- DATASET RECORDS -
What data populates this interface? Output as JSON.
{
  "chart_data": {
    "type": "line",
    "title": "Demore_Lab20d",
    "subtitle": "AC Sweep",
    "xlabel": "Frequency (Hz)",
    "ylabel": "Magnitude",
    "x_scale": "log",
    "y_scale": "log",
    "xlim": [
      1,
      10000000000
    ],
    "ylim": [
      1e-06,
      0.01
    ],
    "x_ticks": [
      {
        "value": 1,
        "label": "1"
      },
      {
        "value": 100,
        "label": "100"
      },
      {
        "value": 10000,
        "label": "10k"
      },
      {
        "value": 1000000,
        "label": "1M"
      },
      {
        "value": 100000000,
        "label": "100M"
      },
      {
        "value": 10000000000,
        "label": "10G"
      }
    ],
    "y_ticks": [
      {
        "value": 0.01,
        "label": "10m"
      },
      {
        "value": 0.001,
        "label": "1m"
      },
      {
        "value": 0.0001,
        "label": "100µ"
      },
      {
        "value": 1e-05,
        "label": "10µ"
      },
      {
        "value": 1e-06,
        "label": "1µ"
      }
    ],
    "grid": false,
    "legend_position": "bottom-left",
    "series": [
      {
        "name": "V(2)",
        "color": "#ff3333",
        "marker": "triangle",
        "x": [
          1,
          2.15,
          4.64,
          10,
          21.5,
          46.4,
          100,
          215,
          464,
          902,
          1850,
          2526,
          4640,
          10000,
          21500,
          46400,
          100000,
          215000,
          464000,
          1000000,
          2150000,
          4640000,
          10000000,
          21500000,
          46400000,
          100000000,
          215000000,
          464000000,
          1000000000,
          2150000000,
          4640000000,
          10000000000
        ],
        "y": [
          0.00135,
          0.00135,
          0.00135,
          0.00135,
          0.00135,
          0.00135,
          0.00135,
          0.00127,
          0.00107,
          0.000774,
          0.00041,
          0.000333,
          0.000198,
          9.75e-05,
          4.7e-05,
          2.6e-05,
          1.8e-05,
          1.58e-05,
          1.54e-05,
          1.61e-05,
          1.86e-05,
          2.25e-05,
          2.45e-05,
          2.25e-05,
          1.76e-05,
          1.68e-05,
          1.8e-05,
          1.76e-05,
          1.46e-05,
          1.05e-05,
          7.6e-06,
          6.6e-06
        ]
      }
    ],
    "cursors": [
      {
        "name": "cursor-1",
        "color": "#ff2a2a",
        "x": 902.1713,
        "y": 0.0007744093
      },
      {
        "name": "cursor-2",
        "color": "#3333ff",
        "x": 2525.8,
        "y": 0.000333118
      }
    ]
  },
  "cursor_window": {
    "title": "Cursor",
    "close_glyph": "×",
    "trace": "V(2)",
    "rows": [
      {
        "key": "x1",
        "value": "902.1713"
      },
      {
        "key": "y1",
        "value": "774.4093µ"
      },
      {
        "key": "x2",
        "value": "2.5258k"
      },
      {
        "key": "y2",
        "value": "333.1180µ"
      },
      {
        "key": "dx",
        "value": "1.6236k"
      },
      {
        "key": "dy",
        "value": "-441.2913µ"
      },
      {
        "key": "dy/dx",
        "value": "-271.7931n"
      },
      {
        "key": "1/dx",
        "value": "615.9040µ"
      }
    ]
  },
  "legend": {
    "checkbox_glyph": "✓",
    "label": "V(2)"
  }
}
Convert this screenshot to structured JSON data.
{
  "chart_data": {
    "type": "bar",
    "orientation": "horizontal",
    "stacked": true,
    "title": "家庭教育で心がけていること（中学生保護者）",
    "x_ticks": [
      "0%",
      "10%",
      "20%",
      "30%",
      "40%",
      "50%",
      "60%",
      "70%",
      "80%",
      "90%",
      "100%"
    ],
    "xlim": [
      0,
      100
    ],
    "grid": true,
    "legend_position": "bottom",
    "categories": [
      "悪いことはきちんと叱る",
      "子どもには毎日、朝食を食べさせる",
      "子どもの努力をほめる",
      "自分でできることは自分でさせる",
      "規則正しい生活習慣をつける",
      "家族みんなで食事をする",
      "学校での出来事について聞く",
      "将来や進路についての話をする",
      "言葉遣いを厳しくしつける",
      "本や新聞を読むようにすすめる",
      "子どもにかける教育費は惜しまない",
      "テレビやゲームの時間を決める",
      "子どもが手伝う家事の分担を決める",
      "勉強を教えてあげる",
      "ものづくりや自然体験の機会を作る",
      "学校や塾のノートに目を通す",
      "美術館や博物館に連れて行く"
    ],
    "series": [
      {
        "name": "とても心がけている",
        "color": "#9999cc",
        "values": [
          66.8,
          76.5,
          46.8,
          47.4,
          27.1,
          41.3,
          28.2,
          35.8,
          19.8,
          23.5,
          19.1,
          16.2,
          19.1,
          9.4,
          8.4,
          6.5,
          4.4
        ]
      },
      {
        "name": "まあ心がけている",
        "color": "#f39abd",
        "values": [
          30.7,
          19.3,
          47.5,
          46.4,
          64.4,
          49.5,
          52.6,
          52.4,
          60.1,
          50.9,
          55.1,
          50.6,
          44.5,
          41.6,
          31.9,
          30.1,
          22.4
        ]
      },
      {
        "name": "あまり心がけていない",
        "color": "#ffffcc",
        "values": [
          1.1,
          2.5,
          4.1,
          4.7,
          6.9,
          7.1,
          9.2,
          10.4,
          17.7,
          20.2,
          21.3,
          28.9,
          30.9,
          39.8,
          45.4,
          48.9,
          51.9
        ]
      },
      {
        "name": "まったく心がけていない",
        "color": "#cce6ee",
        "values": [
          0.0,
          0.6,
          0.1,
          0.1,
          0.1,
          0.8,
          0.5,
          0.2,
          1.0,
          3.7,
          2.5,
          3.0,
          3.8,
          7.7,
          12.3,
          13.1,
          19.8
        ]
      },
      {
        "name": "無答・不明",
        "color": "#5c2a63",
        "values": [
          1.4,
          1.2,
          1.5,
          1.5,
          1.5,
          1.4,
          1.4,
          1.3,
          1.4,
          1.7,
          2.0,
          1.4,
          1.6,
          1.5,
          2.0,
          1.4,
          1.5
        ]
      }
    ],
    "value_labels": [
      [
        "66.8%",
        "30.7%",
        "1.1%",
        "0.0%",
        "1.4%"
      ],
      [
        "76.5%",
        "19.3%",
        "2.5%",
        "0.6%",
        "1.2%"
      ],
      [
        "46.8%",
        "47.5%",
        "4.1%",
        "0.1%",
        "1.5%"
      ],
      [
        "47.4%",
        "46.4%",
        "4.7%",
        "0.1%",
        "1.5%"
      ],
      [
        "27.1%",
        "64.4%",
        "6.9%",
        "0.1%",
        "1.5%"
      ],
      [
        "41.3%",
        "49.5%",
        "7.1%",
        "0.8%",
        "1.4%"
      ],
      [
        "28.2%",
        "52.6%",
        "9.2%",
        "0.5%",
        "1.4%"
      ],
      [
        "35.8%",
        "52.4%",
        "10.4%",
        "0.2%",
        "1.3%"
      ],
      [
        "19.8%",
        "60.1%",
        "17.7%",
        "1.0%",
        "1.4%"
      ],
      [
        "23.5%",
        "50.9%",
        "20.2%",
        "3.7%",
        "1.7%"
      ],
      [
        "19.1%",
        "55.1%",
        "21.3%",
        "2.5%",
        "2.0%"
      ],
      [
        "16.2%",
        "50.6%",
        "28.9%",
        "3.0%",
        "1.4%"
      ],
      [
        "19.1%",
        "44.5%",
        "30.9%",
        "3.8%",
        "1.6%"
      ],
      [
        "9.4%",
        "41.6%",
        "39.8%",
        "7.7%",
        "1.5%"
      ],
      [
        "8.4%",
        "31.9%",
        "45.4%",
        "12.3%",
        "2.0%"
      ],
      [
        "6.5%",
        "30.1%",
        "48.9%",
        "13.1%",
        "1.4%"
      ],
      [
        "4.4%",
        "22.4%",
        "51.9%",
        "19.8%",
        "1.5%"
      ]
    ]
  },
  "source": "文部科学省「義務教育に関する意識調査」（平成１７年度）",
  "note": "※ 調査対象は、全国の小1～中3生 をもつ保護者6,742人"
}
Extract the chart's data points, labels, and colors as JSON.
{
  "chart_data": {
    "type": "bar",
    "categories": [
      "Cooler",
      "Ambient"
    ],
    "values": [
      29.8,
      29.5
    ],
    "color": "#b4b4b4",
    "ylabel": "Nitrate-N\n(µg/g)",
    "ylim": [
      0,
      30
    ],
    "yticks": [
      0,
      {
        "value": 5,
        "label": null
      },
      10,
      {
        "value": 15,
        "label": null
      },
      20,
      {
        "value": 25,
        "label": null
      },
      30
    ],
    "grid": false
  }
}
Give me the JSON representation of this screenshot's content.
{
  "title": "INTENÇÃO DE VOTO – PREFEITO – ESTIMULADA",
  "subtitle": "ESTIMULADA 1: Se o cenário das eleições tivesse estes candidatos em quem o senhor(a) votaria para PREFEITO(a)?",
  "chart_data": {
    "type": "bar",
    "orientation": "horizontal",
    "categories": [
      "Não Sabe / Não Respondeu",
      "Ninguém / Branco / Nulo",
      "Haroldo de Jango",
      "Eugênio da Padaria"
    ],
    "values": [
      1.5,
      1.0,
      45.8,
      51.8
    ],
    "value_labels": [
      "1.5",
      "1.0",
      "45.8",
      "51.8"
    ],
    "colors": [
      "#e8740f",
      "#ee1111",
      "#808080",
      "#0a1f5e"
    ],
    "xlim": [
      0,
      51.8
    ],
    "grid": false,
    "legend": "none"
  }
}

- WHAT TO DO -
Find the word "name" in the data and show each line that holds it.

- TASK RESPONSE -
        "name": "V(2)",
        "name": "cursor-1",
        "name": "cursor-2",
        "name": "とても心がけている",
        "name": "まあ心がけている",
        "name": "あまり心がけていない",
        "name": "まったく心がけていない",
        "name": "無答・不明",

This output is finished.